#### WHAT THE EXERCISE ASKS:
Reproduce the data in its entirety, exactly as supplied.

#### RECORDS TO USE:
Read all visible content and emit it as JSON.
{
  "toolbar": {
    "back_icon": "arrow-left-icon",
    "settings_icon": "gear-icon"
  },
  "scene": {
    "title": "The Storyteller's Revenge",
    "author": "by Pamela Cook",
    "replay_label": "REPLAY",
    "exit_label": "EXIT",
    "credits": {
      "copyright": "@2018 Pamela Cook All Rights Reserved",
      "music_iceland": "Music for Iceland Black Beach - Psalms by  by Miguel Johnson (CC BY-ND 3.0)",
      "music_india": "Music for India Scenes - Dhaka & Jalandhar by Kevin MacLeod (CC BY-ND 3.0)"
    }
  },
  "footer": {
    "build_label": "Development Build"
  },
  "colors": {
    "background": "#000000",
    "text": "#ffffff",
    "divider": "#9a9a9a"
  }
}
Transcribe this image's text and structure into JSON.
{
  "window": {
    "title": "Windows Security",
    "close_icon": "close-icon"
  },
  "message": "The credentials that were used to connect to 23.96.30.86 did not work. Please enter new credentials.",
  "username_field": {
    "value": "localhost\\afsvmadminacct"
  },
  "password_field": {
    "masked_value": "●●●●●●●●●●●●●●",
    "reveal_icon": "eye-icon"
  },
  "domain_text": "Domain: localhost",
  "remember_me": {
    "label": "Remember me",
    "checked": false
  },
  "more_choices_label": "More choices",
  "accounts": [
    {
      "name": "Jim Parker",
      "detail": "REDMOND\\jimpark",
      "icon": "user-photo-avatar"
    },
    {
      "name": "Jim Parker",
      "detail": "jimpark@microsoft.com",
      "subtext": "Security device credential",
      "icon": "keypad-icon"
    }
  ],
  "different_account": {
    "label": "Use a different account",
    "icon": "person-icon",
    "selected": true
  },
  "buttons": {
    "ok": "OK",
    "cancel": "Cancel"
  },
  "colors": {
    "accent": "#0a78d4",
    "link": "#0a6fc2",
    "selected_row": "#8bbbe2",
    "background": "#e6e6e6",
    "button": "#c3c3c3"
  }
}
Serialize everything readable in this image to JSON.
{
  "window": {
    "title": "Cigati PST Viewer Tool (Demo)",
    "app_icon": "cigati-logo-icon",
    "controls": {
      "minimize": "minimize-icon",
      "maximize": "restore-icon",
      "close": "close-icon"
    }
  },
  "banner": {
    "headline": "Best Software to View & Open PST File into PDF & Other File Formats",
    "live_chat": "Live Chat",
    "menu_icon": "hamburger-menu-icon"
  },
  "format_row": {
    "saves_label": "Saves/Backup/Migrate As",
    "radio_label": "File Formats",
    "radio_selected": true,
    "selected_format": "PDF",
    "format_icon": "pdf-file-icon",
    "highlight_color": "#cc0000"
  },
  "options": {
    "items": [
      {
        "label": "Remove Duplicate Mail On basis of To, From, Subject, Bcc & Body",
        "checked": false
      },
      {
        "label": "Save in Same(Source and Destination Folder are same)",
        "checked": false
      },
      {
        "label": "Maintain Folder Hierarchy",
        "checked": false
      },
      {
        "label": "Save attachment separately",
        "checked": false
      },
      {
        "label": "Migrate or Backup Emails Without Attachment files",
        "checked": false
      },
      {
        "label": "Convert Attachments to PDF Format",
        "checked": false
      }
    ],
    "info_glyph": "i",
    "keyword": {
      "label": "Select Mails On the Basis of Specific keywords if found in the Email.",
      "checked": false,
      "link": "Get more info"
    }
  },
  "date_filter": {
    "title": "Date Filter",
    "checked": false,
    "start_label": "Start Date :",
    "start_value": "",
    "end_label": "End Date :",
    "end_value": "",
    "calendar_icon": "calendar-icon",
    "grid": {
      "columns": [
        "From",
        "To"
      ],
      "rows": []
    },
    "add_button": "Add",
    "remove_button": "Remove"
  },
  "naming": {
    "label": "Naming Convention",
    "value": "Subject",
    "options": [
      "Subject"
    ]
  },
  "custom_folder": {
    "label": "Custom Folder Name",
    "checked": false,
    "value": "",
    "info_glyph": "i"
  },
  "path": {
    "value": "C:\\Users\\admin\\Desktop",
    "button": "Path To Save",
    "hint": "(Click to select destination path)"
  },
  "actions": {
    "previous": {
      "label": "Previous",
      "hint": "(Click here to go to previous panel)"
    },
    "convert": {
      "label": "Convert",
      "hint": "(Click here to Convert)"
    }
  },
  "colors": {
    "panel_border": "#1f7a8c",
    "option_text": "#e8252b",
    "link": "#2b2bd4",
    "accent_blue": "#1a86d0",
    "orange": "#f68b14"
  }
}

#### WORKED ANSWER:
Read all visible content and emit it as JSON.
{
  "toolbar": {
    "back_icon": "arrow-left-icon",
    "settings_icon": "gear-icon"
  },
  "scene": {
    "title": "The Storyteller's Revenge",
    "author": "by Pamela Cook",
    "replay_label": "REPLAY",
    "exit_label": "EXIT",
    "credits": {
      "copyright": "@2018 Pamela Cook All Rights Reserved",
      "music_iceland": "Music for Iceland Black Beach - Psalms by  by Miguel Johnson (CC BY-ND 3.0)",
      "music_india": "Music for India Scenes - Dhaka & Jalandhar by Kevin MacLeod (CC BY-ND 3.0)"
    }
  },
  "footer": {
    "build_label": "Development Build"
  },
  "colors": {
    "background": "#000000",
    "text": "#ffffff",
    "divider": "#9a9a9a"
  }
}
Transcribe this image's text and structure into JSON.
{
  "window": {
    "title": "Windows Security",
    "close_icon": "close-icon"
  },
  "message": "The credentials that were used to connect to 23.96.30.86 did not work. Please enter new credentials.",
  "username_field": {
    "value": "localhost\\afsvmadminacct"
  },
  "password_field": {
    "masked_value": "●●●●●●●●●●●●●●",
    "reveal_icon": "eye-icon"
  },
  "domain_text": "Domain: localhost",
  "remember_me": {
    "label": "Remember me",
    "checked": false
  },
  "more_choices_label": "More choices",
  "accounts": [
    {
      "name": "Jim Parker",
      "detail": "REDMOND\\jimpark",
      "icon": "user-photo-avatar"
    },
    {
      "name": "Jim Parker",
      "detail": "jimpark@microsoft.com",
      "subtext": "Security device credential",
      "icon": "keypad-icon"
    }
  ],
  "different_account": {
    "label": "Use a different account",
    "icon": "person-icon",
    "selected": true
  },
  "buttons": {
    "ok": "OK",
    "cancel": "Cancel"
  },
  "colors": {
    "accent": "#0a78d4",
    "link": "#0a6fc2",
    "selected_row": "#8bbbe2",
    "background": "#e6e6e6",
    "button": "#c3c3c3"
  }
}
Serialize everything readable in this image to JSON.
{
  "window": {
    "title": "Cigati PST Viewer Tool (Demo)",
    "app_icon": "cigati-logo-icon",
    "controls": {
      "minimize": "minimize-icon",
      "maximize": "restore-icon",
      "close": "close-icon"
    }
  },
  "banner": {
    "headline": "Best Software to View & Open PST File into PDF & Other File Formats",
    "live_chat": "Live Chat",
    "menu_icon": "hamburger-menu-icon"
  },
  "format_row": {
    "saves_label": "Saves/Backup/Migrate As",
    "radio_label": "File Formats",
    "radio_selected": true,
    "selected_format": "PDF",
    "format_icon": "pdf-file-icon",
    "highlight_color": "#cc0000"
  },
  "options": {
    "items": [
      {
        "label": "Remove Duplicate Mail On basis of To, From, Subject, Bcc & Body",
        "checked": false
      },
      {
        "label": "Save in Same(Source and Destination Folder are same)",
        "checked": false
      },
      {
        "label": "Maintain Folder Hierarchy",
        "checked": false
      },
      {
        "label": "Save attachment separately",
        "checked": false
      },
      {
        "label": "Migrate or Backup Emails Without Attachment files",
        "checked": false
      },
      {
        "label": "Convert Attachments to PDF Format",
        "checked": false
      }
    ],
    "info_glyph": "i",
    "keyword": {
      "label": "Select Mails On the Basis of Specific keywords if found in the Email.",
      "checked": false,
      "link": "Get more info"
    }
  },
  "date_filter": {
    "title": "Date Filter",
    "checked": false,
    "start_label": "Start Date :",
    "start_value": "",
    "end_label": "End Date :",
    "end_value": "",
    "calendar_icon": "calendar-icon",
    "grid": {
      "columns": [
        "From",
        "To"
      ],
      "rows": []
    },
    "add_button": "Add",
    "remove_button": "Remove"
  },
  "naming": {
    "label": "Naming Convention",
    "value": "Subject",
    "options": [
      "Subject"
    ]
  },
  "custom_folder": {
    "label": "Custom Folder Name",
    "checked": false,
    "value": "",
    "info_glyph": "i"
  },
  "path": {
    "value": "C:\\Users\\admin\\Desktop",
    "button": "Path To Save",
    "hint": "(Click to select destination path)"
  },
  "actions": {
    "previous": {
      "label": "Previous",
      "hint": "(Click here to go to previous panel)"
    },
    "convert": {
      "label": "Convert",
      "hint": "(Click here to Convert)"
    }
  },
  "colors": {
    "panel_border": "#1f7a8c",
    "option_text": "#e8252b",
    "link": "#2b2bd4",
    "accent_blue": "#1a86d0",
    "orange": "#f68b14"
  }
}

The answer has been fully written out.